REQUIREMENTS — Find how many lines contain the word "Correlation" and state that number alone.
start SUPPLIED DATA
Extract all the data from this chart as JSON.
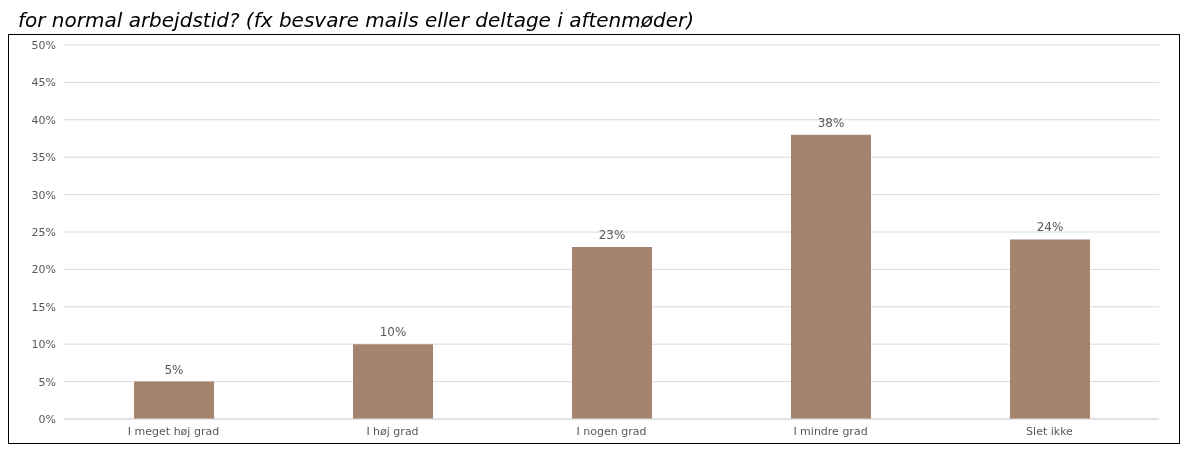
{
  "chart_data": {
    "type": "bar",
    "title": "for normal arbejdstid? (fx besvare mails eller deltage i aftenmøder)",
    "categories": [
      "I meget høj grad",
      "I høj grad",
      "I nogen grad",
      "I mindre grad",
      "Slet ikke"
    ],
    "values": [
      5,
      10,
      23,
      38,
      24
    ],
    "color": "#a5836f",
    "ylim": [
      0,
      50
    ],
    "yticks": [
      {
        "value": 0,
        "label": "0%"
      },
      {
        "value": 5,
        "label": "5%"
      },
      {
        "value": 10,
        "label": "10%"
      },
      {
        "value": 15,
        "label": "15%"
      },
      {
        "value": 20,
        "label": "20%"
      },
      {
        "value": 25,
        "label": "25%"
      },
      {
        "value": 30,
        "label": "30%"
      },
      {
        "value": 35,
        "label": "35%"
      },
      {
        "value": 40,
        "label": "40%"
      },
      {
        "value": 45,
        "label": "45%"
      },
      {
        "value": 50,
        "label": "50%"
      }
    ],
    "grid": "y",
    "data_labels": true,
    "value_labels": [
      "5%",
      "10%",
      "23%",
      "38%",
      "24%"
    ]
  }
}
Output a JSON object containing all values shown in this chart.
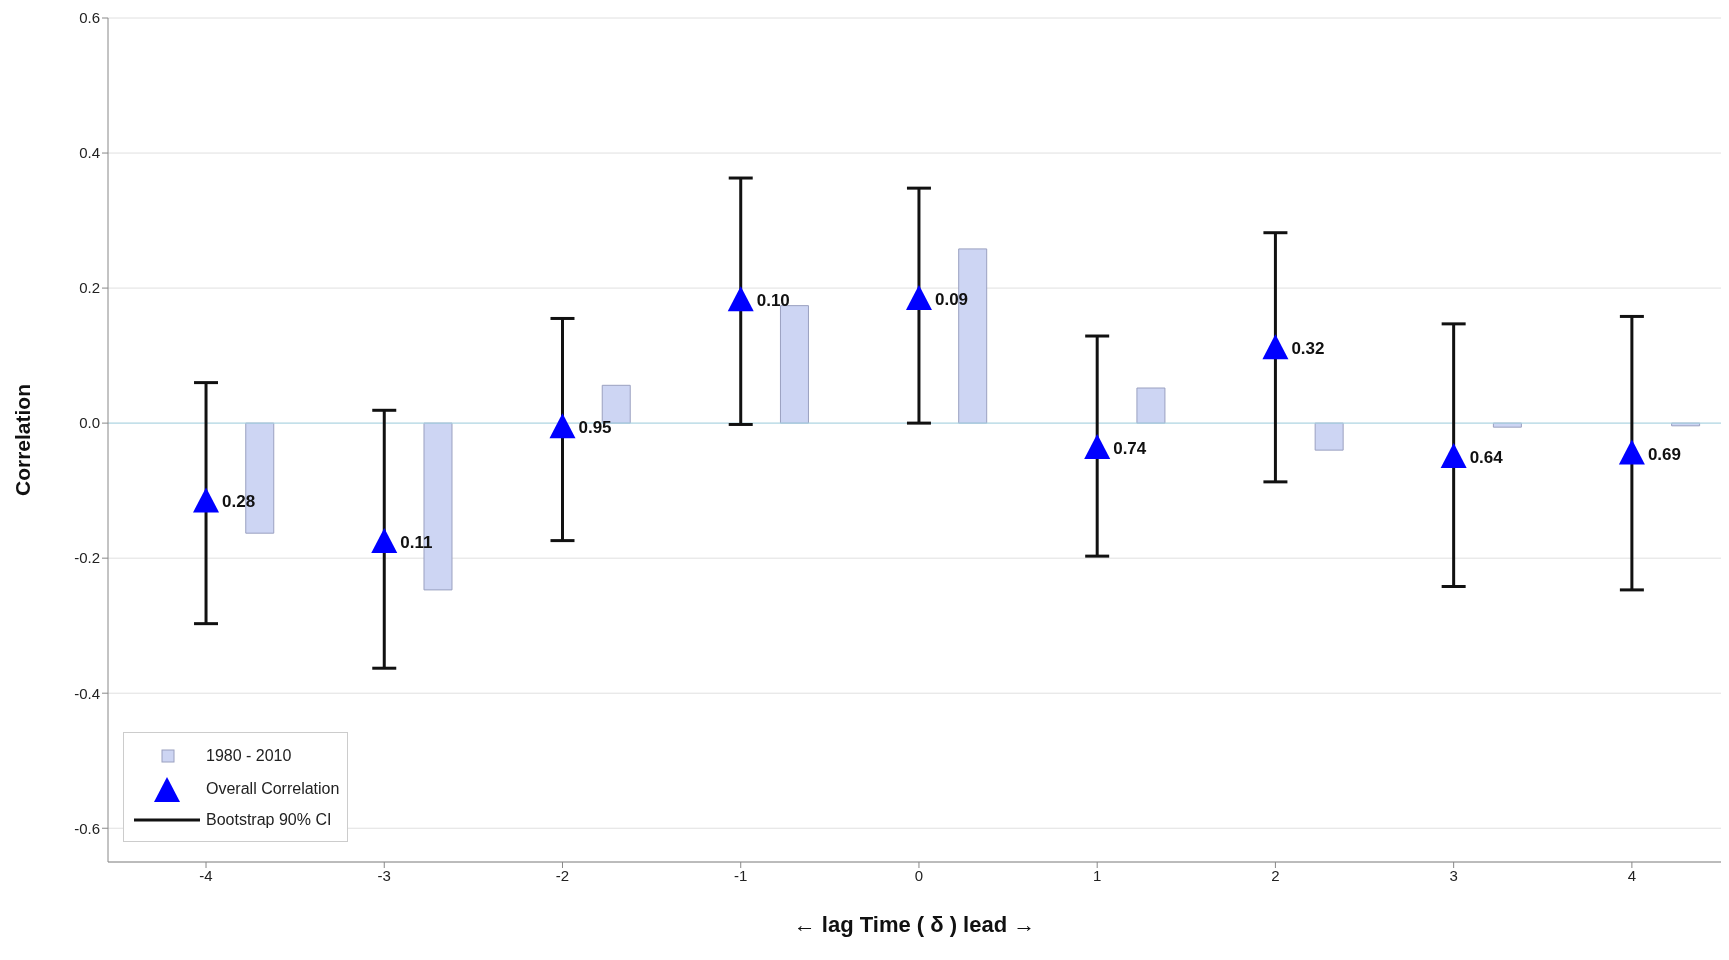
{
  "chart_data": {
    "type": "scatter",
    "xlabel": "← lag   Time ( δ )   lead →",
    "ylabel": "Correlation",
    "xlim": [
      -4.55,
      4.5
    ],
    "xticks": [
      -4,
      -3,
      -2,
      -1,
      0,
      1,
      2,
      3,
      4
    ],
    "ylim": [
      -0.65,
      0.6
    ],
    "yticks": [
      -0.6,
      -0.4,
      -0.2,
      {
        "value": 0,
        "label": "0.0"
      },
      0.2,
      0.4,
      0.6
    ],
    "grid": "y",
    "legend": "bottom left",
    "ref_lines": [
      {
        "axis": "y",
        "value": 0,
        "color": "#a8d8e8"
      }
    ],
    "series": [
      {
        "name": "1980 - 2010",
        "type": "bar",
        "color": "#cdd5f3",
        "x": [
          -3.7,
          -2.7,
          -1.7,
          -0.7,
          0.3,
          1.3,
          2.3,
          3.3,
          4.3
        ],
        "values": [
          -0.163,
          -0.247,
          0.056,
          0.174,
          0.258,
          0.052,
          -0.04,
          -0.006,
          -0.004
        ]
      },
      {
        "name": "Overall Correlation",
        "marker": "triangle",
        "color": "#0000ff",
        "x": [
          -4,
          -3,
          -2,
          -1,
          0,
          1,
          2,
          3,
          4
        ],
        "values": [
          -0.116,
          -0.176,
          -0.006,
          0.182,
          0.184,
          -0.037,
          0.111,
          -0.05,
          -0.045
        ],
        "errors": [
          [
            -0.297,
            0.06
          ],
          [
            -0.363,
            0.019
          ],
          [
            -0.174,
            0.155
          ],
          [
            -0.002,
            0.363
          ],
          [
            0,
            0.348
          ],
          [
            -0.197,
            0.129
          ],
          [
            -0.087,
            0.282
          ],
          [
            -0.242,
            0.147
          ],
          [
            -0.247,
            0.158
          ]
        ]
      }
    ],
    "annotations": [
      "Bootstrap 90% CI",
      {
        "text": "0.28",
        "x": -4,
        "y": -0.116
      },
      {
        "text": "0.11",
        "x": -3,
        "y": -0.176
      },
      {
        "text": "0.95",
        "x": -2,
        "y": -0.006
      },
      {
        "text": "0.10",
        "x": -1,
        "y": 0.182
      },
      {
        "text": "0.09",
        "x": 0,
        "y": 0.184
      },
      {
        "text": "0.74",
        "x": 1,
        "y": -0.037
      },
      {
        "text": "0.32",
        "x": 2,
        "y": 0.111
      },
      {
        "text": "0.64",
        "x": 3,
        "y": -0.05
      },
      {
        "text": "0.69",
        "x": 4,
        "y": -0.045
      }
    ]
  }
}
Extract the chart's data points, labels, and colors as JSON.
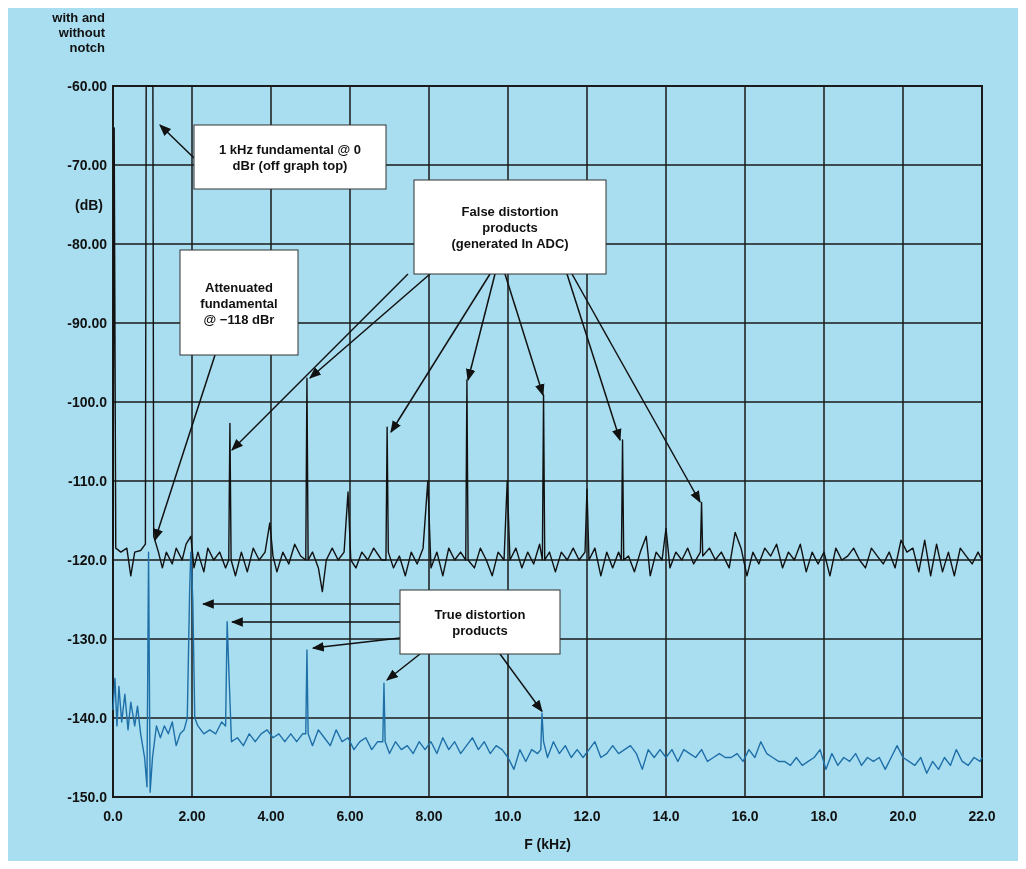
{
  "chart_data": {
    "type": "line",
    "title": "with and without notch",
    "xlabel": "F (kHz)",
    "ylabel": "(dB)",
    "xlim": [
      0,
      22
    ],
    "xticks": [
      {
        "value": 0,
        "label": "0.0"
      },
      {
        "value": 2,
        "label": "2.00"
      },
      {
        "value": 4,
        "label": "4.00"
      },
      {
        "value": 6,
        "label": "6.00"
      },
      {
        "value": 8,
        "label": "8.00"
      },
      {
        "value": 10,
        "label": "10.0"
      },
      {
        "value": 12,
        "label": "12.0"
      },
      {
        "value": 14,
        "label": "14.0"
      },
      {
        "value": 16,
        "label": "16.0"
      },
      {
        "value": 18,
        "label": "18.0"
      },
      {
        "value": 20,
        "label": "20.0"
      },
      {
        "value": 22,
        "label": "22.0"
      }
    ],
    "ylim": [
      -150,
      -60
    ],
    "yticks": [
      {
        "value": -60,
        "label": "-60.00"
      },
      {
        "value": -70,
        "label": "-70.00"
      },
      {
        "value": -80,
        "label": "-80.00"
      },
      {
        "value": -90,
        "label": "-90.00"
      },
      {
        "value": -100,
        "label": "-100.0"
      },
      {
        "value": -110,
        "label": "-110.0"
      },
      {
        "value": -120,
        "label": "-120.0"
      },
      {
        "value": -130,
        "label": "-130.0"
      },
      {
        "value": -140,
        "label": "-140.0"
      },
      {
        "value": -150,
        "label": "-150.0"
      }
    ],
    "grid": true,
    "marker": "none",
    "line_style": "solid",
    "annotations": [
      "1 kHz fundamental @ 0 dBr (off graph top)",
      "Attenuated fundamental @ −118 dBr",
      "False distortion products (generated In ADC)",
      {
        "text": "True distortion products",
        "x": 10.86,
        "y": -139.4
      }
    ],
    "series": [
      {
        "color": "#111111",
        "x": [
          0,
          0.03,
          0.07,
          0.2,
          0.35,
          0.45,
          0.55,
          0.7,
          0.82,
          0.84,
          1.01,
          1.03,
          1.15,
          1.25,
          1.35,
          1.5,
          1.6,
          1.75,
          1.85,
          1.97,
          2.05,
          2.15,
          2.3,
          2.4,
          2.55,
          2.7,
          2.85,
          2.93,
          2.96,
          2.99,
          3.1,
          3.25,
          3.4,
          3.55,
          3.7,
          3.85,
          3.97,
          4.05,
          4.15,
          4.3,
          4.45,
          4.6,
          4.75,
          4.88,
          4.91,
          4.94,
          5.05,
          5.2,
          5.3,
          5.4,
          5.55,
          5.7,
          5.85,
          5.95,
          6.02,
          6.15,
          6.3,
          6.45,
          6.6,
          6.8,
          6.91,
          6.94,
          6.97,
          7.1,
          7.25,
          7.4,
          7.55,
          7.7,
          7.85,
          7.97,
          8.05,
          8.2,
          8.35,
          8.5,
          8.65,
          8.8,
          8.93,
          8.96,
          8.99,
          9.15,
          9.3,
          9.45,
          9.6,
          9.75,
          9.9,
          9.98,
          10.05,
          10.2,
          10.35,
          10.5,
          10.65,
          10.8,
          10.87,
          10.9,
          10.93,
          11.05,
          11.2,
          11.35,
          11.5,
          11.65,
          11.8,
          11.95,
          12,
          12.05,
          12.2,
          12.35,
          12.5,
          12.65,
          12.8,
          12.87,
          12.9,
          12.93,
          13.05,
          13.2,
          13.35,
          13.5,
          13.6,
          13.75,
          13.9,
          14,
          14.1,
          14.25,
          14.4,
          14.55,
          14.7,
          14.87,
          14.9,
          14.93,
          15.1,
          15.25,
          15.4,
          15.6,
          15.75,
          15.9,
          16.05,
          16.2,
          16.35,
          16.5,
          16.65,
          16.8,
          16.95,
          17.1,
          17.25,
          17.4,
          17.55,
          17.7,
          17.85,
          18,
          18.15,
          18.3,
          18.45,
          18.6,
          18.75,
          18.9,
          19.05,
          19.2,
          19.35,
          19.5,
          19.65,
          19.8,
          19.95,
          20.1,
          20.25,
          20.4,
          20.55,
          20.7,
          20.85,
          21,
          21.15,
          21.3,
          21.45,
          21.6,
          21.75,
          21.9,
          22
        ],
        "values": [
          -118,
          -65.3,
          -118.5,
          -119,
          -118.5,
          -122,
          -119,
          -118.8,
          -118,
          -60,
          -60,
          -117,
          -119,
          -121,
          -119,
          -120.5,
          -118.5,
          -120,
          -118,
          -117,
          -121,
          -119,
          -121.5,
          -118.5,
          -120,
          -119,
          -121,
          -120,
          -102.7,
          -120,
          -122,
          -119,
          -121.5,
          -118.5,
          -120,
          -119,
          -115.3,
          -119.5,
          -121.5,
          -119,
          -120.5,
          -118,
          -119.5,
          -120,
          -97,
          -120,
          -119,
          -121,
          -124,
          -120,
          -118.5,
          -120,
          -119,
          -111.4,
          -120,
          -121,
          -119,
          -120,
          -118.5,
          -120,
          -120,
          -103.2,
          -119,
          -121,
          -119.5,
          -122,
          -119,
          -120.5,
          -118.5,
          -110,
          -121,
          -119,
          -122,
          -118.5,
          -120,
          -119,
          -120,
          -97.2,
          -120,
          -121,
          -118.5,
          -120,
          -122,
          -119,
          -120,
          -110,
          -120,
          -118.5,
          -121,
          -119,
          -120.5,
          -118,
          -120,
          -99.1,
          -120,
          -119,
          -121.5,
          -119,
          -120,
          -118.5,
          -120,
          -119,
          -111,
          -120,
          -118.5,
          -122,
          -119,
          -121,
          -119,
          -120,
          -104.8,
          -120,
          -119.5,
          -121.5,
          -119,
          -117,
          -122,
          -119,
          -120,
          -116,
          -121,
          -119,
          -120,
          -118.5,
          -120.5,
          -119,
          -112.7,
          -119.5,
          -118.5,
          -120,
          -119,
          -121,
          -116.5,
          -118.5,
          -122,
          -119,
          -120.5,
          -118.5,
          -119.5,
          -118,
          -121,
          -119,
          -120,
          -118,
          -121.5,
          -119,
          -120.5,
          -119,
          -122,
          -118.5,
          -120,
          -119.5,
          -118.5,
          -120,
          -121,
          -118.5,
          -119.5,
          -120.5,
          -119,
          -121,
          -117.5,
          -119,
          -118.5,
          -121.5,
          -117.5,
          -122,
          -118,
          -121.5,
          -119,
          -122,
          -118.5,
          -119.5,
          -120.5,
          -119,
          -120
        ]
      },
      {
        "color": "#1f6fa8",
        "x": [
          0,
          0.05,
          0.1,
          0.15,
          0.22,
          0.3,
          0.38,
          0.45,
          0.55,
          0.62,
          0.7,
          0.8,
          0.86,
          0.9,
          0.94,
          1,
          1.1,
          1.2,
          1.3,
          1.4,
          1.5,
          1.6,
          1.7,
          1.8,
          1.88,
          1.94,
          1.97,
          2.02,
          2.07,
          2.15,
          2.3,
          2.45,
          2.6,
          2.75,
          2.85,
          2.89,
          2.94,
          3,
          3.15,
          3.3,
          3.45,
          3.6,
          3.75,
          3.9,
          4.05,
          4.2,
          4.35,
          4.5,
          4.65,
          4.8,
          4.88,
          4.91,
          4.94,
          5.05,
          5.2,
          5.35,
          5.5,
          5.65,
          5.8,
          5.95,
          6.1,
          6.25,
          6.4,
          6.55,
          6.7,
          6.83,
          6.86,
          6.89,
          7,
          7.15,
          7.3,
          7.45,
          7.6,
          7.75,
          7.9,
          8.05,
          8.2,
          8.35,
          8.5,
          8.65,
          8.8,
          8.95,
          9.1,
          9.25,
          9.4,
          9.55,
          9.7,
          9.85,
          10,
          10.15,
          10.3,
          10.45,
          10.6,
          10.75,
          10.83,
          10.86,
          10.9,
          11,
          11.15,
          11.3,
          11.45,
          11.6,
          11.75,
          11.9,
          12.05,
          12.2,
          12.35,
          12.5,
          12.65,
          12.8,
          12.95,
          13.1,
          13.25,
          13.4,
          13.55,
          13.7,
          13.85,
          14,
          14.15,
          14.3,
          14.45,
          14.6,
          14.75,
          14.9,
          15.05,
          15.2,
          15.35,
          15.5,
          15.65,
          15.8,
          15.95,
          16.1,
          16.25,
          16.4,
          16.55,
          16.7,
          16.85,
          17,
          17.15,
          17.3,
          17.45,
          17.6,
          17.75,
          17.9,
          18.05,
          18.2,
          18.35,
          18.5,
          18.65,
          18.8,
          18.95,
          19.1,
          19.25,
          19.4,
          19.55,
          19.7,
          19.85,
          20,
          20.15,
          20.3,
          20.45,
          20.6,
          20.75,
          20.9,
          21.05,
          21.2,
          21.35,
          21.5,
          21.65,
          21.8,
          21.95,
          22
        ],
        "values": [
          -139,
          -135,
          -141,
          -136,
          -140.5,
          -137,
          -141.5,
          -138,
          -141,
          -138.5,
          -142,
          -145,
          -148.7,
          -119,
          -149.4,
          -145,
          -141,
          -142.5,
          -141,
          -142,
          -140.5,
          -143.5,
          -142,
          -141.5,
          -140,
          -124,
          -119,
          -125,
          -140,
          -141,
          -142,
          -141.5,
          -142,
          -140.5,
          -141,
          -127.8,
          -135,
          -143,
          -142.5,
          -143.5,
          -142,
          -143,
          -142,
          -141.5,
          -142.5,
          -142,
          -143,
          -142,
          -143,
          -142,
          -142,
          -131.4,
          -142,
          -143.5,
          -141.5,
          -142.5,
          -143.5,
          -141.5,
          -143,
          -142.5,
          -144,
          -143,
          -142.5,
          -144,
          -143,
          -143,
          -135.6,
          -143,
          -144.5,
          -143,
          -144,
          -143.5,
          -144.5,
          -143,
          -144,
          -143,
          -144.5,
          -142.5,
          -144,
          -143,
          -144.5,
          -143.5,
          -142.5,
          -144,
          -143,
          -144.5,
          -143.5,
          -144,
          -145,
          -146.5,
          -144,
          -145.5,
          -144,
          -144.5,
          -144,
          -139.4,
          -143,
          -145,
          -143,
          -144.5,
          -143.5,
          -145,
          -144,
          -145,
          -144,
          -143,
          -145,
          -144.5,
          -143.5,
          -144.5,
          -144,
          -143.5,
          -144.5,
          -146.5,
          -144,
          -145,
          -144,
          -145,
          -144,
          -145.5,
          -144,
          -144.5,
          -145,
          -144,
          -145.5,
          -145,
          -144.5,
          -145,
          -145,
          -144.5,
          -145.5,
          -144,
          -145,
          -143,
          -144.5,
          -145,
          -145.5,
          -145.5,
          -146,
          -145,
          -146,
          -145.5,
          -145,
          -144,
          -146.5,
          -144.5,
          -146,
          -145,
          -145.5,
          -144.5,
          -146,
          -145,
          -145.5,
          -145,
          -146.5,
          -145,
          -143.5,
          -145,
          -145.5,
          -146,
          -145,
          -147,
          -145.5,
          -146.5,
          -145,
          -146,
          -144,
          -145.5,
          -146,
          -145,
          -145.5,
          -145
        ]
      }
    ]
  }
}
end SUPPLIED DATA
WORKED SOLUTION — 2